[BEGIN Task input]

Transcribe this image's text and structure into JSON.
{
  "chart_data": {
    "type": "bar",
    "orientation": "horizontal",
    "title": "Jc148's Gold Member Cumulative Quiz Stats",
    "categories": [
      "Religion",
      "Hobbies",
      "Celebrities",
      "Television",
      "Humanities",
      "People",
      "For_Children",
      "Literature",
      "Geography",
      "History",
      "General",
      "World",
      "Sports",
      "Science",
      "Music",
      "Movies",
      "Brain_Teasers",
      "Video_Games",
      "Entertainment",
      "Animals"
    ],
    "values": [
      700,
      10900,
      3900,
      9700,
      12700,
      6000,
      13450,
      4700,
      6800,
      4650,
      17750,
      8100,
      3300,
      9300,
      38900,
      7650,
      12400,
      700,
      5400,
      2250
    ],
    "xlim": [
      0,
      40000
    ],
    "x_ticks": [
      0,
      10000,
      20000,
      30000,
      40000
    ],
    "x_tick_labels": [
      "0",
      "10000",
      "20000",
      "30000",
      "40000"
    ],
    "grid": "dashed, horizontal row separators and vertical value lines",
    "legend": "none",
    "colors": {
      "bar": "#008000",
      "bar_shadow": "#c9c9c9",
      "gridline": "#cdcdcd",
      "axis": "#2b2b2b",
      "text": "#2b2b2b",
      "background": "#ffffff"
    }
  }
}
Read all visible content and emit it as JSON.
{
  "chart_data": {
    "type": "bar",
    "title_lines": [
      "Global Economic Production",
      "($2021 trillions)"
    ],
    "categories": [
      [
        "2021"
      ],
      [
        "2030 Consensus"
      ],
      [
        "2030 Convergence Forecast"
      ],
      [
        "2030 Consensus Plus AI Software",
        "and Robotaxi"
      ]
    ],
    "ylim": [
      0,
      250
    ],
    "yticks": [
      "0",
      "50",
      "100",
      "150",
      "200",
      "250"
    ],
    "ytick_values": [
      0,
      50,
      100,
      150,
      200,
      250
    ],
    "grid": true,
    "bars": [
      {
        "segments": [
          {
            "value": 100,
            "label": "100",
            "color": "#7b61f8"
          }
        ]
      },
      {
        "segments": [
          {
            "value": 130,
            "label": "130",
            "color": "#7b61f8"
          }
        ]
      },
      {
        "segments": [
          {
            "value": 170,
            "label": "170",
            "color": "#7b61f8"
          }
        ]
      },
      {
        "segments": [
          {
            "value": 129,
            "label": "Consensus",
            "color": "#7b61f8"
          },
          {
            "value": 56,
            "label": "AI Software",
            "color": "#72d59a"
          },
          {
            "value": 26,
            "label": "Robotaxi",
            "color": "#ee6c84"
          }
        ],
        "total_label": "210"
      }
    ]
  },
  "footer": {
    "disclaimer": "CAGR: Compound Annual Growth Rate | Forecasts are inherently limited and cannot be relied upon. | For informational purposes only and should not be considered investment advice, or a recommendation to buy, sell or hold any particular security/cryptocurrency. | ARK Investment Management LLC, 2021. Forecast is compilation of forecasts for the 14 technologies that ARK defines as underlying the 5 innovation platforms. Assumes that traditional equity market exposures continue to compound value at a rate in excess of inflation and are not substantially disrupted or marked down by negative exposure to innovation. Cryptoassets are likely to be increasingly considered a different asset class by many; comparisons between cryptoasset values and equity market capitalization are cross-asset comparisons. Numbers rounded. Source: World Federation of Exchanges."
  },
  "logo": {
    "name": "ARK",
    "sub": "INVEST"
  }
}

[END Task input]

:: Given problem ::
Make an exact copy of every entry.

:: Completed task ::
Transcribe this image's text and structure into JSON.
{
  "chart_data": {
    "type": "bar",
    "orientation": "horizontal",
    "title": "Jc148's Gold Member Cumulative Quiz Stats",
    "categories": [
      "Religion",
      "Hobbies",
      "Celebrities",
      "Television",
      "Humanities",
      "People",
      "For_Children",
      "Literature",
      "Geography",
      "History",
      "General",
      "World",
      "Sports",
      "Science",
      "Music",
      "Movies",
      "Brain_Teasers",
      "Video_Games",
      "Entertainment",
      "Animals"
    ],
    "values": [
      700,
      10900,
      3900,
      9700,
      12700,
      6000,
      13450,
      4700,
      6800,
      4650,
      17750,
      8100,
      3300,
      9300,
      38900,
      7650,
      12400,
      700,
      5400,
      2250
    ],
    "xlim": [
      0,
      40000
    ],
    "x_ticks": [
      0,
      10000,
      20000,
      30000,
      40000
    ],
    "x_tick_labels": [
      "0",
      "10000",
      "20000",
      "30000",
      "40000"
    ],
    "grid": "dashed, horizontal row separators and vertical value lines",
    "legend": "none",
    "colors": {
      "bar": "#008000",
      "bar_shadow": "#c9c9c9",
      "gridline": "#cdcdcd",
      "axis": "#2b2b2b",
      "text": "#2b2b2b",
      "background": "#ffffff"
    }
  }
}
Read all visible content and emit it as JSON.
{
  "chart_data": {
    "type": "bar",
    "title_lines": [
      "Global Economic Production",
      "($2021 trillions)"
    ],
    "categories": [
      [
        "2021"
      ],
      [
        "2030 Consensus"
      ],
      [
        "2030 Convergence Forecast"
      ],
      [
        "2030 Consensus Plus AI Software",
        "and Robotaxi"
      ]
    ],
    "ylim": [
      0,
      250
    ],
    "yticks": [
      "0",
      "50",
      "100",
      "150",
      "200",
      "250"
    ],
    "ytick_values": [
      0,
      50,
      100,
      150,
      200,
      250
    ],
    "grid": true,
    "bars": [
      {
        "segments": [
          {
            "value": 100,
            "label": "100",
            "color": "#7b61f8"
          }
        ]
      },
      {
        "segments": [
          {
            "value": 130,
            "label": "130",
            "color": "#7b61f8"
          }
        ]
      },
      {
        "segments": [
          {
            "value": 170,
            "label": "170",
            "color": "#7b61f8"
          }
        ]
      },
      {
        "segments": [
          {
            "value": 129,
            "label": "Consensus",
            "color": "#7b61f8"
          },
          {
            "value": 56,
            "label": "AI Software",
            "color": "#72d59a"
          },
          {
            "value": 26,
            "label": "Robotaxi",
            "color": "#ee6c84"
          }
        ],
        "total_label": "210"
      }
    ]
  },
  "footer": {
    "disclaimer": "CAGR: Compound Annual Growth Rate | Forecasts are inherently limited and cannot be relied upon. | For informational purposes only and should not be considered investment advice, or a recommendation to buy, sell or hold any particular security/cryptocurrency. | ARK Investment Management LLC, 2021. Forecast is compilation of forecasts for the 14 technologies that ARK defines as underlying the 5 innovation platforms. Assumes that traditional equity market exposures continue to compound value at a rate in excess of inflation and are not substantially disrupted or marked down by negative exposure to innovation. Cryptoassets are likely to be increasingly considered a different asset class by many; comparisons between cryptoasset values and equity market capitalization are cross-asset comparisons. Numbers rounded. Source: World Federation of Exchanges."
  },
  "logo": {
    "name": "ARK",
    "sub": "INVEST"
  }
}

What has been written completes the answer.